QUOTED PASSAGE |
----

I've been thinking about these points, and reconsidered somewhat.

Heikki Linnakangas <heikki(dot)linnakangas(at)enterprisedb(dot)com> wrote:

> Should add a citation to Cahill's work this is based on.
> Preferably with a hyperlink.

I've been thinking that this should be mentioned in both the README
and the source code.

> A short description of how the predicate locks help to implement
> serializable mode would be nice too. I haven't read Cahill's
> papers, and I'm left wondering what the RW conflicts and
> dependencies are, when you're supposed to grab predicate locks
> etc.

Again -- why be stingy? Given a more complete README file, how
about something like?:

/*
* A rw-conflict occurs when a read by one serializable transaction
* does not see the write of a concurrent serializable transaction
* when that write would have been visible had the writing
* transaction committed before the start of the reading
* transaction. When the write occurs first, the read can detect
* this conflict by examining the MVCC information. When the read
* occurs first, it must record this somewhere so that writes can
* check for a conflict. Predicate locks are used for this.

----

DATA SHOWN |
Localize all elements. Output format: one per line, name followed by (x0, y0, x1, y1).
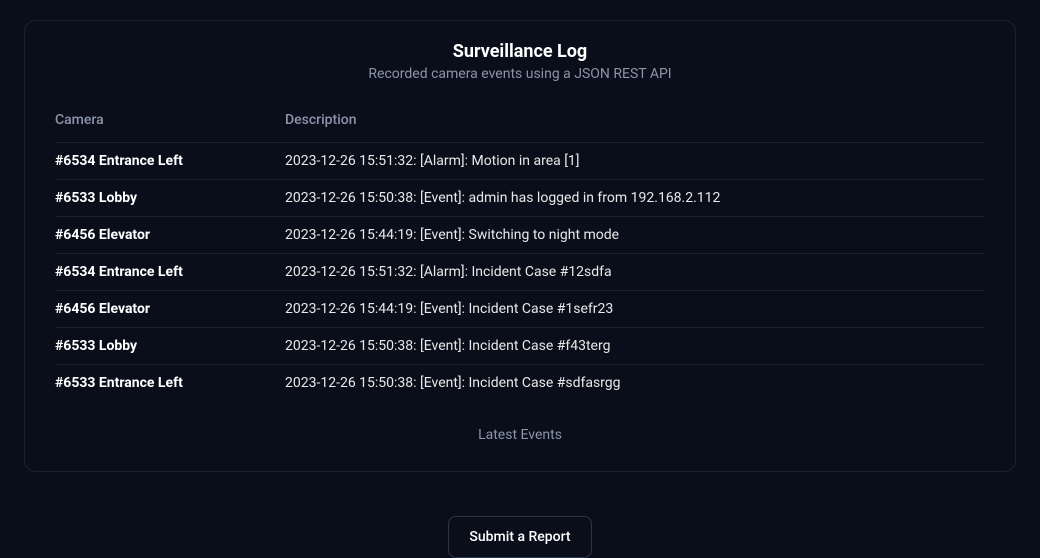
table-cell-camera: #6533 Entrance Left (55, 365, 285, 402)
table-cell-description: 2023-12-26 15:44:19: [Event]: Incident C… (285, 291, 985, 328)
table-header-camera: Camera (55, 112, 285, 143)
table-cell-camera: #6533 Lobby (55, 180, 285, 217)
table-row: #6534 Entrance Left2023-12-26 15:51:32: … (55, 143, 985, 180)
submit-report-button[interactable]: Submit a Report (448, 516, 591, 558)
table-cell-camera: #6534 Entrance Left (55, 143, 285, 180)
table-cell-camera: #6456 Elevator (55, 217, 285, 254)
button-container: Submit a Report (24, 516, 1016, 558)
table-header-description: Description (285, 112, 985, 143)
table-cell-camera: #6534 Entrance Left (55, 254, 285, 291)
table-caption: Latest Events (55, 427, 985, 443)
table-row: #6533 Entrance Left2023-12-26 15:50:38: … (55, 365, 985, 402)
table-cell-description: 2023-12-26 15:50:38: [Event]: admin has … (285, 180, 985, 217)
card-title: Surveillance Log (55, 41, 985, 62)
surveillance-log-card: Surveillance Log Recorded camera events … (24, 20, 1016, 472)
table-row: #6534 Entrance Left2023-12-26 15:51:32: … (55, 254, 985, 291)
events-table: Camera Description #6534 Entrance Left20… (55, 112, 985, 401)
table-cell-camera: #6456 Elevator (55, 291, 285, 328)
table-row: #6456 Elevator2023-12-26 15:44:19: [Even… (55, 291, 985, 328)
table-cell-description: 2023-12-26 15:44:19: [Event]: Switching … (285, 217, 985, 254)
table-cell-camera: #6533 Lobby (55, 328, 285, 365)
table-cell-description: 2023-12-26 15:51:32: [Alarm]: Motion in … (285, 143, 985, 180)
table-cell-description: 2023-12-26 15:50:38: [Event]: Incident C… (285, 365, 985, 402)
table-row: #6456 Elevator2023-12-26 15:44:19: [Even… (55, 217, 985, 254)
table-cell-description: 2023-12-26 15:50:38: [Event]: Incident C… (285, 328, 985, 365)
table-row: #6533 Lobby2023-12-26 15:50:38: [Event]:… (55, 180, 985, 217)
table-row: #6533 Lobby2023-12-26 15:50:38: [Event]:… (55, 328, 985, 365)
table-cell-description: 2023-12-26 15:51:32: [Alarm]: Incident C… (285, 254, 985, 291)
card-subtitle: Recorded camera events using a JSON REST… (55, 66, 985, 82)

----

SET PROBLEM |
Update the stretch of the message on predicate locks from "I've been thinking about" through "the source code.", replacing "README" with "design document". The items come from a different source than the message.

WRITTEN ANSWER |
I've been thinking about these points, and reconsidered somewhat.

Heikki Linnakangas <heikki(dot)linnakangas(at)enterprisedb(dot)com> wrote:

> Should add a citation to Cahill's work this is based on.
> Preferably with a hyperlink.

I've been thinking that this should be mentioned in both the design document
and the source code.